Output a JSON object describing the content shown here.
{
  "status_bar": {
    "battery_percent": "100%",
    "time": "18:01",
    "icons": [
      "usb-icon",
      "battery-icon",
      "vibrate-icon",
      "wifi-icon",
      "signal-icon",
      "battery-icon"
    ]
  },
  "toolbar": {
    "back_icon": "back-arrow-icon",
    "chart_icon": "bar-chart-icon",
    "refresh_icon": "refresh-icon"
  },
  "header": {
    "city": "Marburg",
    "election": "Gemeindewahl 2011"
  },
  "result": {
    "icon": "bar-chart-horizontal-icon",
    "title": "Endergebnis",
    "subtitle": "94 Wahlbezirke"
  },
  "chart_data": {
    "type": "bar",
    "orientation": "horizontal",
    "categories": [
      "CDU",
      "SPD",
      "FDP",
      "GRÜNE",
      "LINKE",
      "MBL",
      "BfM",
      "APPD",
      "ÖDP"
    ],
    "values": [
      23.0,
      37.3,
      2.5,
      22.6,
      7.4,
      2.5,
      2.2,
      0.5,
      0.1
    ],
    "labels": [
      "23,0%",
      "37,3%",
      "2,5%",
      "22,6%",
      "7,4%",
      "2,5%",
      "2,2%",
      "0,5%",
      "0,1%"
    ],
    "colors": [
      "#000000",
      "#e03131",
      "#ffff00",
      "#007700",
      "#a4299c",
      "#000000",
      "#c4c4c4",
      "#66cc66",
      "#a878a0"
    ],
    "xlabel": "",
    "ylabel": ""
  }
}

--

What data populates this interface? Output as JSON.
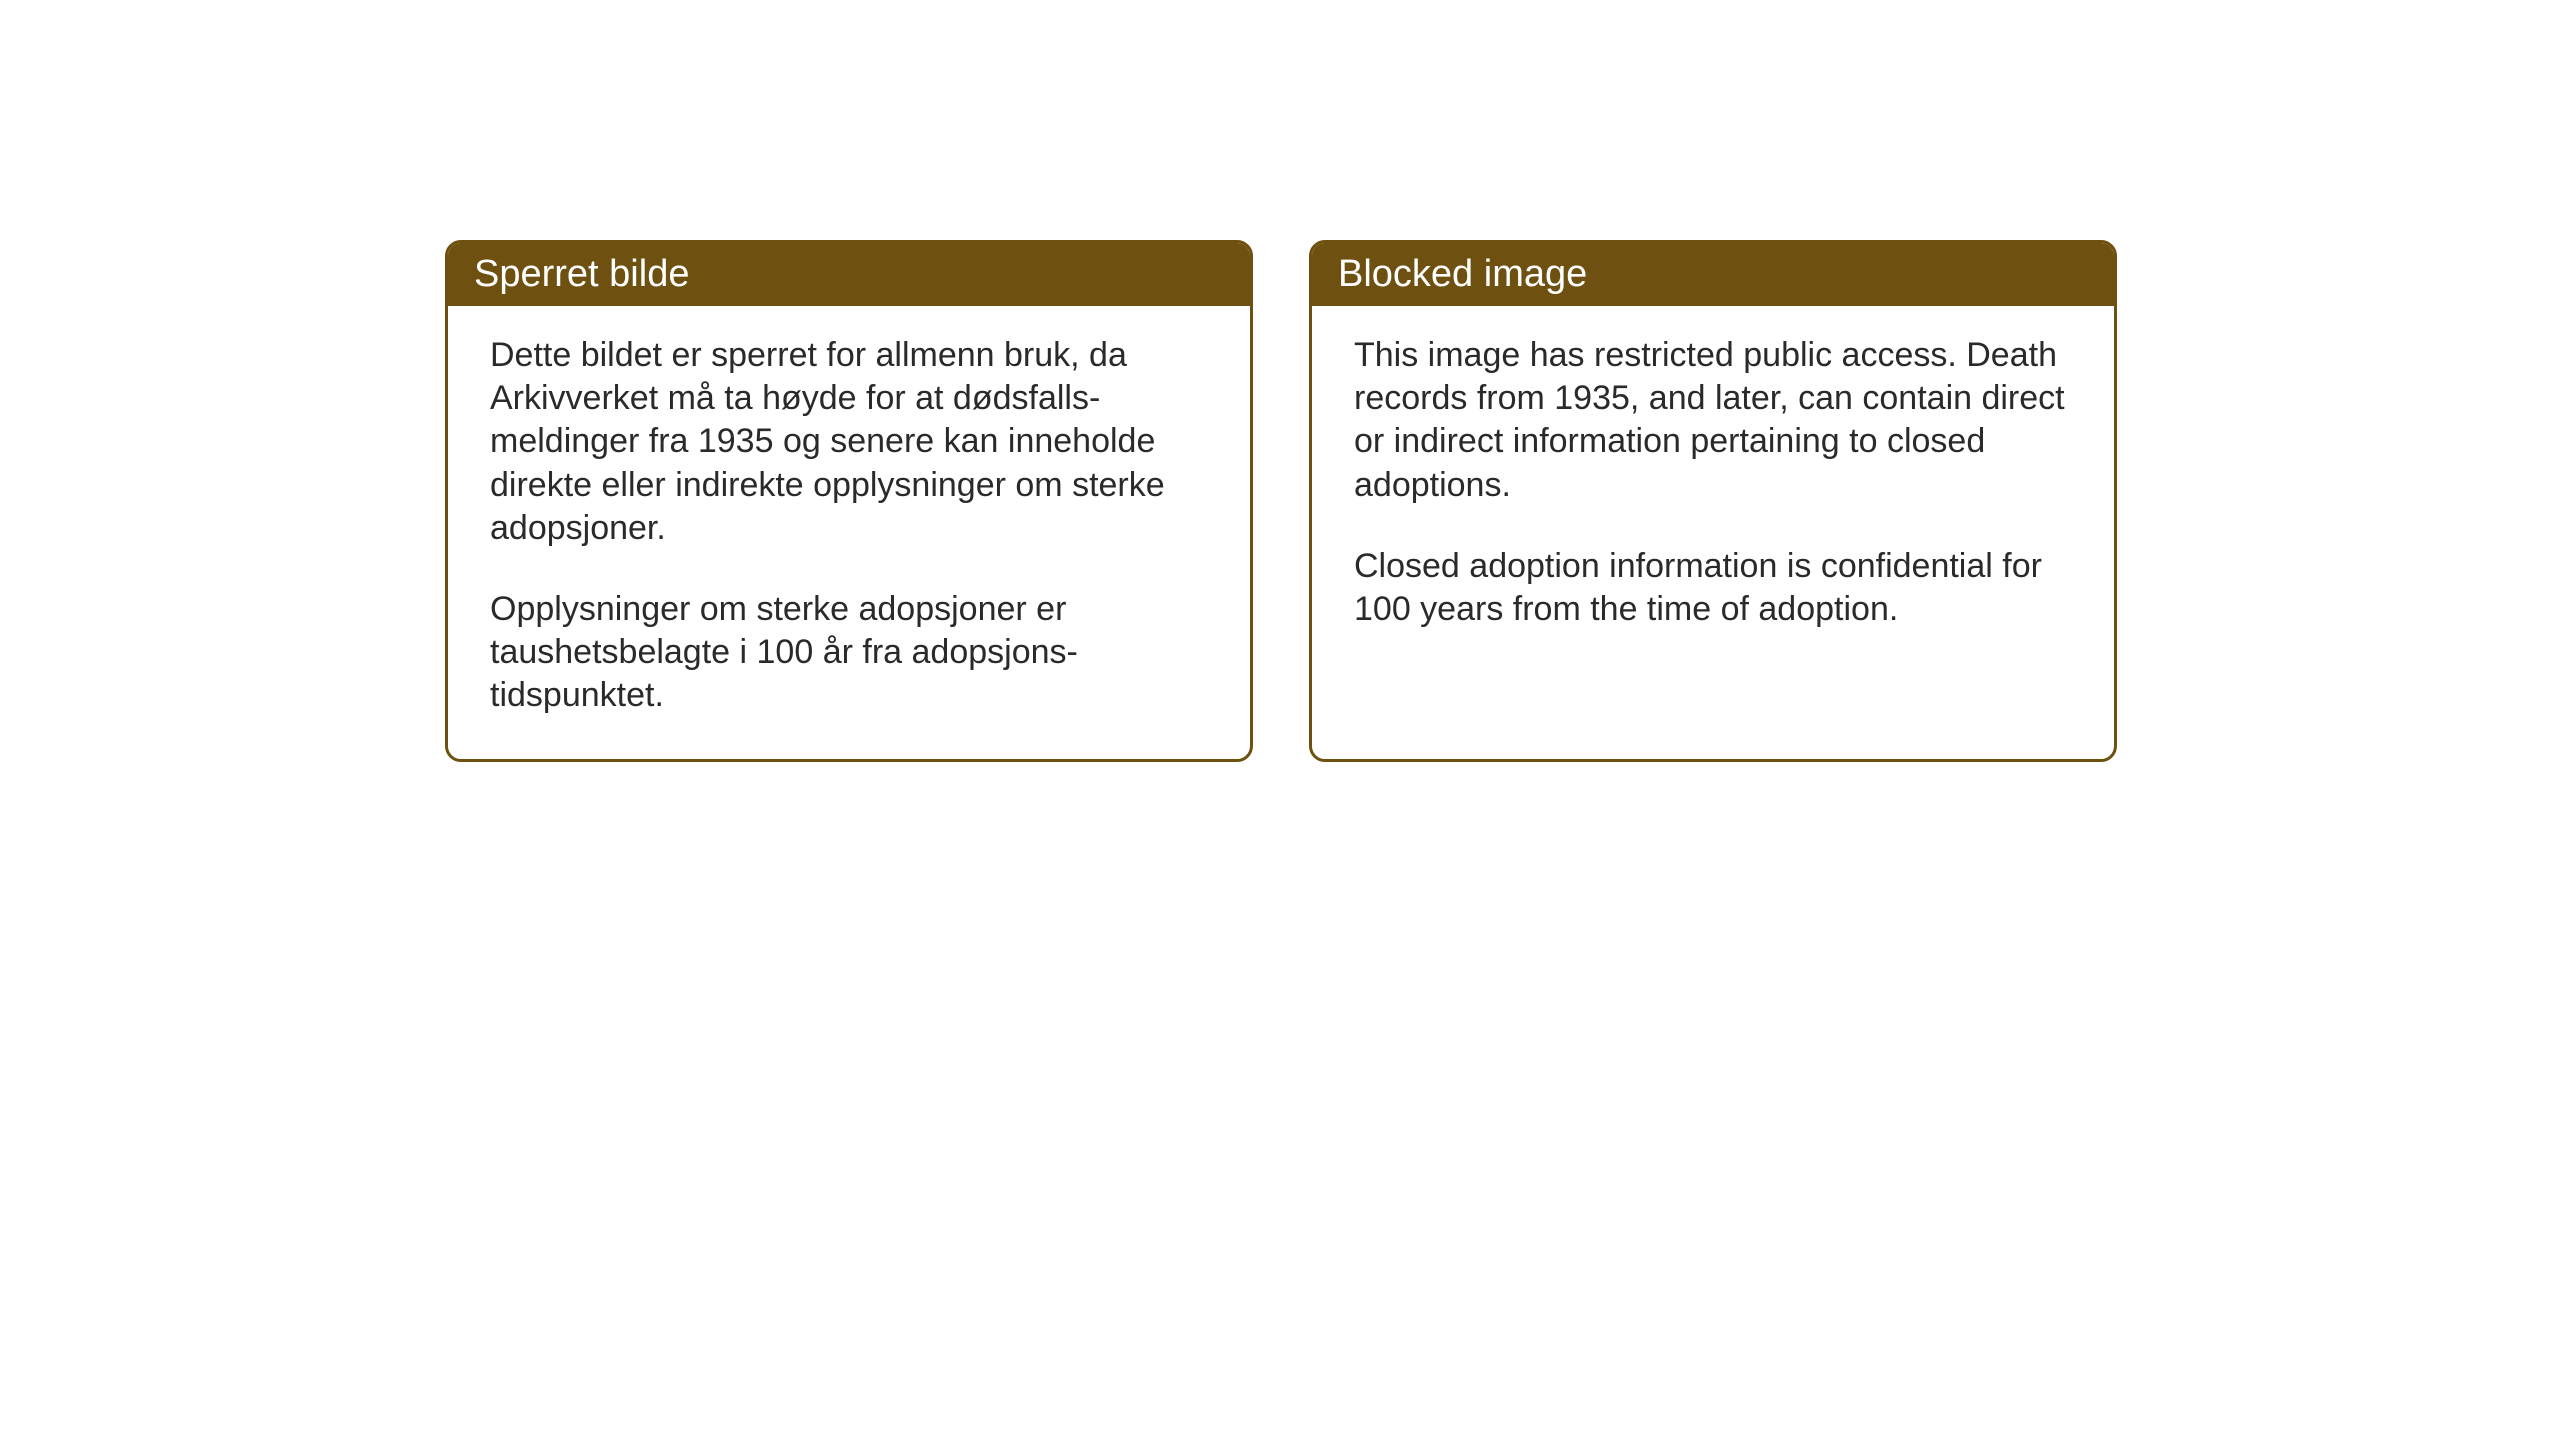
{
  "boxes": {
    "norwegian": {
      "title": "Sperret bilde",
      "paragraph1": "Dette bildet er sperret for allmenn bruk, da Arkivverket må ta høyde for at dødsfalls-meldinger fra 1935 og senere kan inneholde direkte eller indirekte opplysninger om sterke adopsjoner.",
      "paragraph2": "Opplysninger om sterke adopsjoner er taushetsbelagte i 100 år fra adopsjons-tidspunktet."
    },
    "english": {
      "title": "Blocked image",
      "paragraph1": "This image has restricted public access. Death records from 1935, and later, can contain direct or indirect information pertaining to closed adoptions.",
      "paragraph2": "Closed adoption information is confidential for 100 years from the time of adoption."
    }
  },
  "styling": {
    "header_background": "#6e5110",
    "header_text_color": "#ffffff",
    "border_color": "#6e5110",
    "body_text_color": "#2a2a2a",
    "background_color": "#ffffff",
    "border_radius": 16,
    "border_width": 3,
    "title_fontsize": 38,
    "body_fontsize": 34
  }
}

▶ [Required work]: Every line that holds the string "sterke" should be returned.

▶ [Written solution]:
      "paragraph1": "Dette bildet er sperret for allmenn bruk, da Arkivverket må ta høyde for at dødsfalls-meldinger fra 1935 og senere kan inneholde direkte eller indirekte opplysninger om sterke adopsjoner.",
      "paragraph2": "Opplysninger om sterke adopsjoner er taushetsbelagte i 100 år fra adopsjons-tidspunktet."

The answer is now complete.